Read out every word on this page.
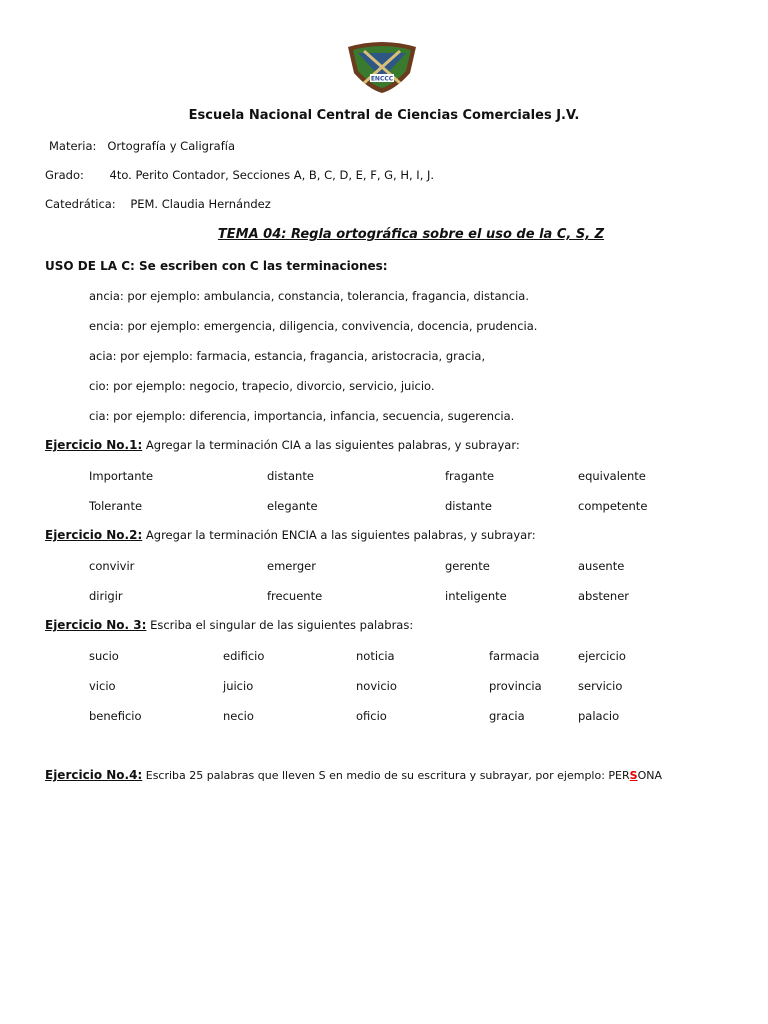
ENCCC
Escuela Nacional Central de Ciencias Comerciales J.V.
Materia: Ortografía y Caligrafía
Grado: 4to. Perito Contador, Secciones A, B, C, D, E, F, G, H, I, J.
Catedrática: PEM. Claudia Hernández
TEMA 04: Regla ortográfica sobre el uso de la C, S, Z
USO DE LA C: Se escriben con C las terminaciones:
ancia: por ejemplo: ambulancia, constancia, tolerancia, fragancia, distancia.
encia: por ejemplo: emergencia, diligencia, convivencia, docencia, prudencia.
acia: por ejemplo: farmacia, estancia, fragancia, aristocracia, gracia,
cio: por ejemplo: negocio, trapecio, divorcio, servicio, juicio.
cia: por ejemplo: diferencia, importancia, infancia, secuencia, sugerencia.
Ejercicio No.1: Agregar la terminación CIA a las siguientes palabras, y subrayar:
Importante	distante	fragante	equivalente
Tolerante	elegante	distante	competente
Ejercicio No.2: Agregar la terminación ENCIA a las siguientes palabras, y subrayar:
convivir	emerger	gerente	ausente
dirigir	frecuente	inteligente	abstener
Ejercicio No. 3: Escriba el singular de las siguientes palabras:
sucio	edificio	noticia	farmacia	ejercicio
vicio	juicio	novicio	provincia	servicio
beneficio	necio	oficio	gracia	palacio
Ejercicio No.4: Escriba 25 palabras que lleven S en medio de su escritura y subrayar, por ejemplo: PERSONA
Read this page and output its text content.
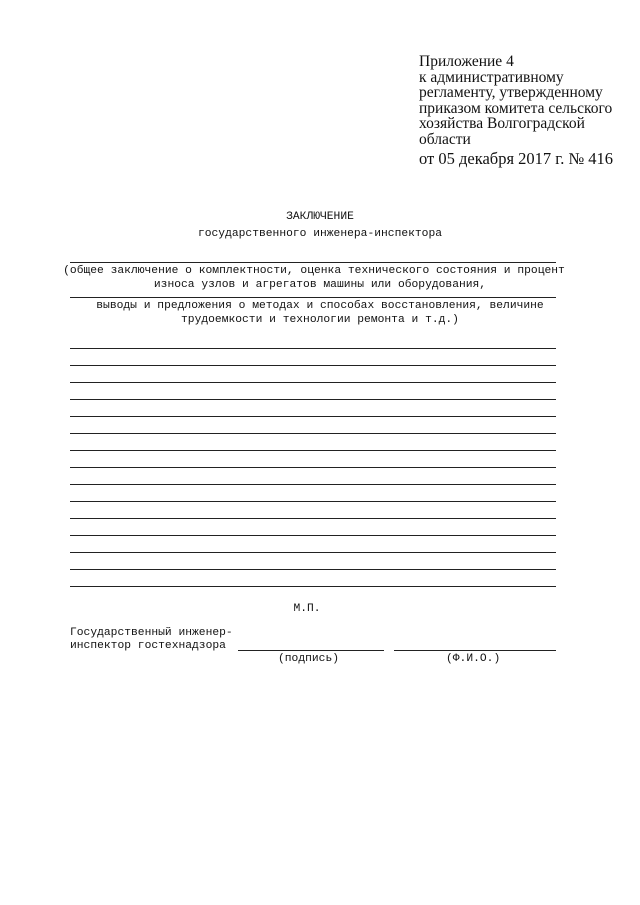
Приложение 4
к административному
регламенту, утвержденному
приказом комитета сельского
хозяйства Волгоградской
области
от 05 декабря 2017 г. № 416
ЗАКЛЮЧЕНИЕ
государственного инженера-инспектора
(общее заключение о комплектности, оценка технического состояния и процент
износа узлов и агрегатов машины или оборудования,
выводы и предложения о методах и способах восстановления, величине
трудоемкости и технологии ремонта и т.д.)
М.П.
Государственный инженер-
инспектор гостехнадзора
(подпись)	(Ф.И.О.)
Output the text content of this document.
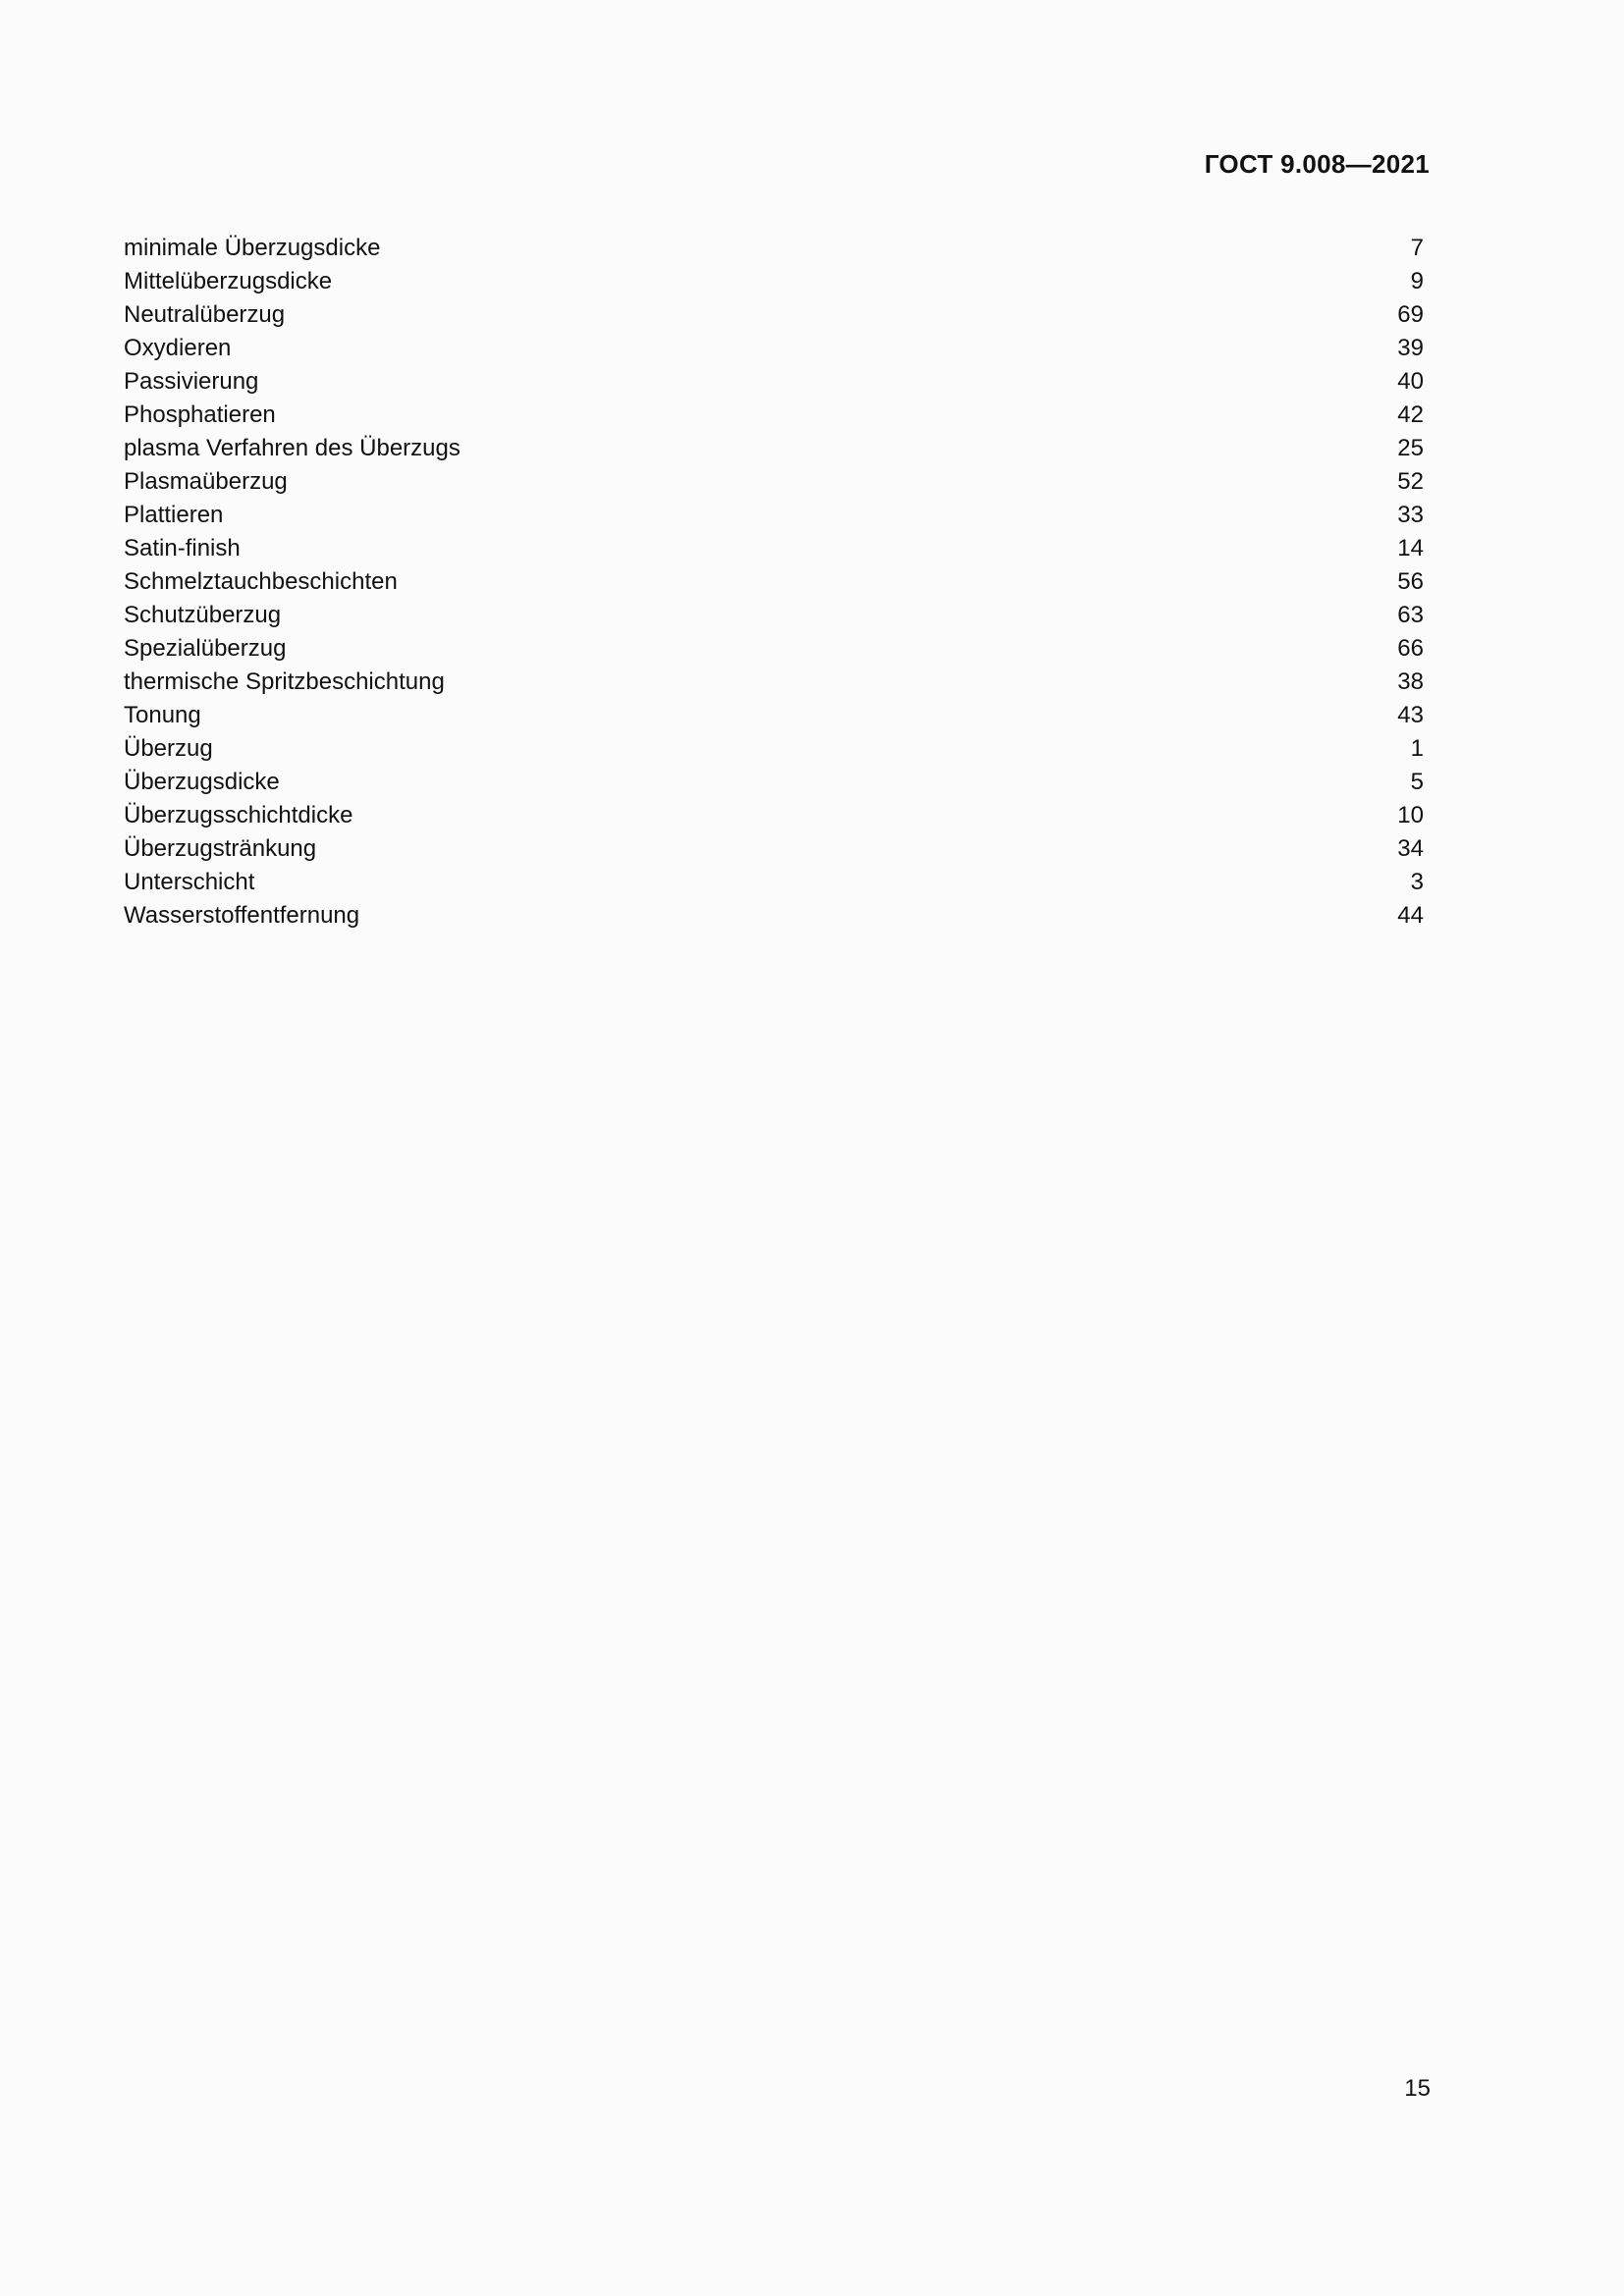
ГОСТ 9.008—2021
minimale Überzugsdicke	7
Mittelüberzugsdicke	9
Neutralüberzug	69
Oxydieren	39
Passivierung	40
Phosphatieren	42
plasma Verfahren des Überzugs	25
Plasmaüberzug	52
Plattieren	33
Satin-finish	14
Schmelztauchbeschichten	56
Schutzüberzug	63
Spezialüberzug	66
thermische Spritzbeschichtung	38
Tonung	43
Überzug	1
Überzugsdicke	5
Überzugsschichtdicke	10
Überzugstränkung	34
Unterschicht	3
Wasserstoffentfernung	44
15
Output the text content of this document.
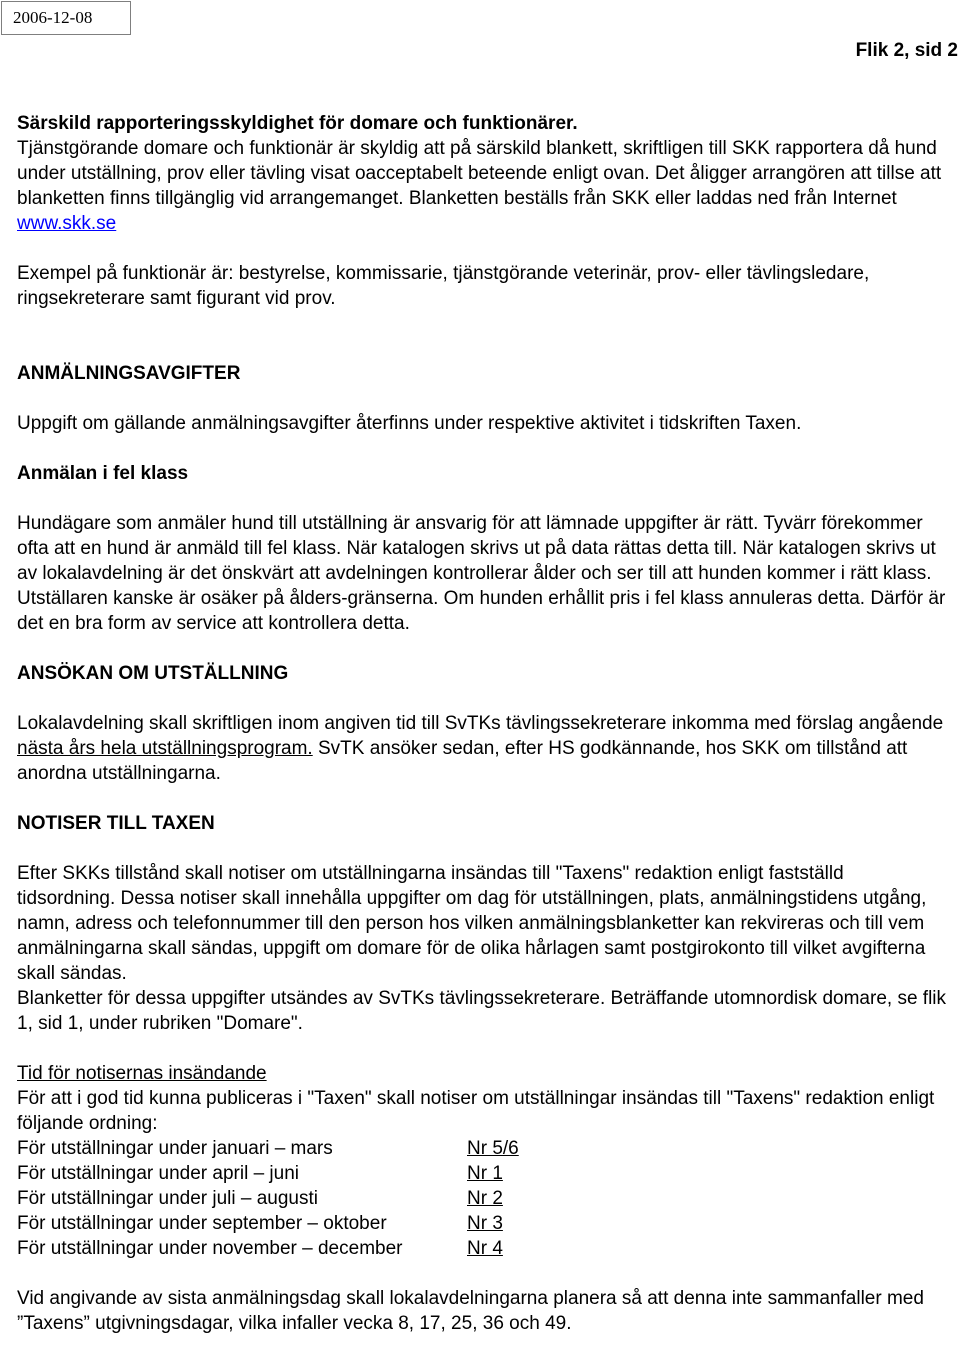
2006-12-08
Flik 2, sid 2

Särskild rapporteringsskyldighet för domare och funktionärer.

Tjänstgörande domare och funktionär är skyldig att på särskild blankett, skriftligen till SKK rapportera då hund under utställning, prov eller tävling visat oacceptabelt beteende enligt ovan. Det åligger arrangören att tillse att blanketten finns tillgänglig vid arrangemanget. Blanketten beställs från SKK eller laddas ned från Internet www.skk.se

Exempel på funktionär är: bestyrelse, kommissarie, tjänstgörande veterinär, prov- eller tävlingsledare, ringsekreterare samt figurant vid prov.

ANMÄLNINGSAVGIFTER

Uppgift om gällande anmälningsavgifter återfinns under respektive aktivitet i tidskriften Taxen.

Anmälan i fel klass

Hundägare som anmäler hund till utställning är ansvarig för att lämnade uppgifter är rätt. Tyvärr förekommer ofta att en hund är anmäld till fel klass. När katalogen skrivs ut på data rättas detta till. När katalogen skrivs ut av lokalavdelning är det önskvärt att avdelningen kontrollerar ålder och ser till att hunden kommer i rätt klass. Utställaren kanske är osäker på ålders-gränserna. Om hunden erhållit pris i fel klass annuleras detta. Därför är det en bra form av service att kontrollera detta.

ANSÖKAN OM UTSTÄLLNING

Lokalavdelning skall skriftligen inom angiven tid till SvTKs tävlingssekreterare inkomma med förslag angående nästa års hela utställningsprogram. SvTK ansöker sedan, efter HS godkännande, hos SKK om tillstånd att anordna utställningarna.

NOTISER TILL TAXEN

Efter SKKs tillstånd skall notiser om utställningarna insändas till "Taxens" redaktion enligt fastställd tidsordning. Dessa notiser skall innehålla uppgifter om dag för utställningen, plats, anmälningstidens utgång, namn, adress och telefonnummer till den person hos vilken anmälningsblanketter kan rekvireras och till vem anmälningarna skall sändas, uppgift om domare för de olika hårlagen samt postgirokonto till vilket avgifterna skall sändas.

Blanketter för dessa uppgifter utsändes av SvTKs tävlingssekreterare. Beträffande utomnordisk domare, se flik 1, sid 1, under rubriken "Domare".

Tid för notisernas insändande

För att i god tid kunna publiceras i "Taxen" skall notiser om utställningar insändas till "Taxens" redaktion enligt följande ordning:

För utställningar under januari – mars	Nr 5/6
För utställningar under april – juni	Nr 1
För utställningar under juli – augusti	Nr 2
För utställningar under september – oktober	Nr 3
För utställningar under november – december	Nr 4

Vid angivande av sista anmälningsdag skall lokalavdelningarna planera så att denna inte sammanfaller med ”Taxens” utgivningsdagar, vilka infaller vecka 8, 17, 25, 36 och 49.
----
BRIEF
Pictures are to be left out; all else in the entries above is to be quoted exactly.

SOLUTION
Read out every word on this page.
ENCCC
Escuela Nacional Central de Ciencias Comerciales J.V.
Materia: Ortografía y Caligrafía
Grado: 4to. Perito Contador, Secciones A, B, C, D, E, F, G, H, I, J.
Catedrática: PEM. Claudia Hernández
TEMA 04: Regla ortográfica sobre el uso de la C, S, Z
USO DE LA C: Se escriben con C las terminaciones:
ancia: por ejemplo: ambulancia, constancia, tolerancia, fragancia, distancia.
encia: por ejemplo: emergencia, diligencia, convivencia, docencia, prudencia.
acia: por ejemplo: farmacia, estancia, fragancia, aristocracia, gracia,
cio: por ejemplo: negocio, trapecio, divorcio, servicio, juicio.
cia: por ejemplo: diferencia, importancia, infancia, secuencia, sugerencia.
Ejercicio No.1: Agregar la terminación CIA a las siguientes palabras, y subrayar:
Importante	distante	fragante	equivalente
Tolerante	elegante	distante	competente
Ejercicio No.2: Agregar la terminación ENCIA a las siguientes palabras, y subrayar:
convivir	emerger	gerente	ausente
dirigir	frecuente	inteligente	abstener
Ejercicio No. 3: Escriba el singular de las siguientes palabras:
sucio	edificio	noticia	farmacia	ejercicio
vicio	juicio	novicio	provincia	servicio
beneficio	necio	oficio	gracia	palacio
Ejercicio No.4: Escriba 25 palabras que lleven S en medio de su escritura y subrayar, por ejemplo: PERSONA
Read this page and output its text content.
Приложение 4
к административному
регламенту, утвержденному
приказом комитета сельского
хозяйства Волгоградской
области
от 05 декабря 2017 г. № 416
ЗАКЛЮЧЕНИЕ
государственного инженера-инспектора
(общее заключение о комплектности, оценка технического состояния и процент
износа узлов и агрегатов машины или оборудования,
выводы и предложения о методах и способах восстановления, величине
трудоемкости и технологии ремонта и т.д.)
М.П.
Государственный инженер-
инспектор гостехнадзора
(подпись)	(Ф.И.О.)
Output the text content of this document.
ГОСТ 9.008—2021
minimale Überzugsdicke	7
Mittelüberzugsdicke	9
Neutralüberzug	69
Oxydieren	39
Passivierung	40
Phosphatieren	42
plasma Verfahren des Überzugs	25
Plasmaüberzug	52
Plattieren	33
Satin-finish	14
Schmelztauchbeschichten	56
Schutzüberzug	63
Spezialüberzug	66
thermische Spritzbeschichtung	38
Tonung	43
Überzug	1
Überzugsdicke	5
Überzugsschichtdicke	10
Überzugstränkung	34
Unterschicht	3
Wasserstoffentfernung	44
15
Output the text content of this document.
2006-12-08
Flik 2, sid 2

Särskild rapporteringsskyldighet för domare och funktionärer.

Tjänstgörande domare och funktionär är skyldig att på särskild blankett, skriftligen till SKK rapportera då hund under utställning, prov eller tävling visat oacceptabelt beteende enligt ovan. Det åligger arrangören att tillse att blanketten finns tillgänglig vid arrangemanget. Blanketten beställs från SKK eller laddas ned från Internet www.skk.se

Exempel på funktionär är: bestyrelse, kommissarie, tjänstgörande veterinär, prov- eller tävlingsledare, ringsekreterare samt figurant vid prov.

ANMÄLNINGSAVGIFTER

Uppgift om gällande anmälningsavgifter återfinns under respektive aktivitet i tidskriften Taxen.

Anmälan i fel klass

Hundägare som anmäler hund till utställning är ansvarig för att lämnade uppgifter är rätt. Tyvärr förekommer ofta att en hund är anmäld till fel klass. När katalogen skrivs ut på data rättas detta till. När katalogen skrivs ut av lokalavdelning är det önskvärt att avdelningen kontrollerar ålder och ser till att hunden kommer i rätt klass. Utställaren kanske är osäker på ålders-gränserna. Om hunden erhållit pris i fel klass annuleras detta. Därför är det en bra form av service att kontrollera detta.

ANSÖKAN OM UTSTÄLLNING

Lokalavdelning skall skriftligen inom angiven tid till SvTKs tävlingssekreterare inkomma med förslag angående nästa års hela utställningsprogram. SvTK ansöker sedan, efter HS godkännande, hos SKK om tillstånd att anordna utställningarna.

NOTISER TILL TAXEN

Efter SKKs tillstånd skall notiser om utställningarna insändas till "Taxens" redaktion enligt fastställd tidsordning. Dessa notiser skall innehålla uppgifter om dag för utställningen, plats, anmälningstidens utgång, namn, adress och telefonnummer till den person hos vilken anmälningsblanketter kan rekvireras och till vem anmälningarna skall sändas, uppgift om domare för de olika hårlagen samt postgirokonto till vilket avgifterna skall sändas.

Blanketter för dessa uppgifter utsändes av SvTKs tävlingssekreterare. Beträffande utomnordisk domare, se flik 1, sid 1, under rubriken "Domare".

Tid för notisernas insändande

För att i god tid kunna publiceras i "Taxen" skall notiser om utställningar insändas till "Taxens" redaktion enligt följande ordning:

För utställningar under januari – mars	Nr 5/6
För utställningar under april – juni	Nr 1
För utställningar under juli – augusti	Nr 2
För utställningar under september – oktober	Nr 3
För utställningar under november – december	Nr 4

Vid angivande av sista anmälningsdag skall lokalavdelningarna planera så att denna inte sammanfaller med ”Taxens” utgivningsdagar, vilka infaller vecka 8, 17, 25, 36 och 49.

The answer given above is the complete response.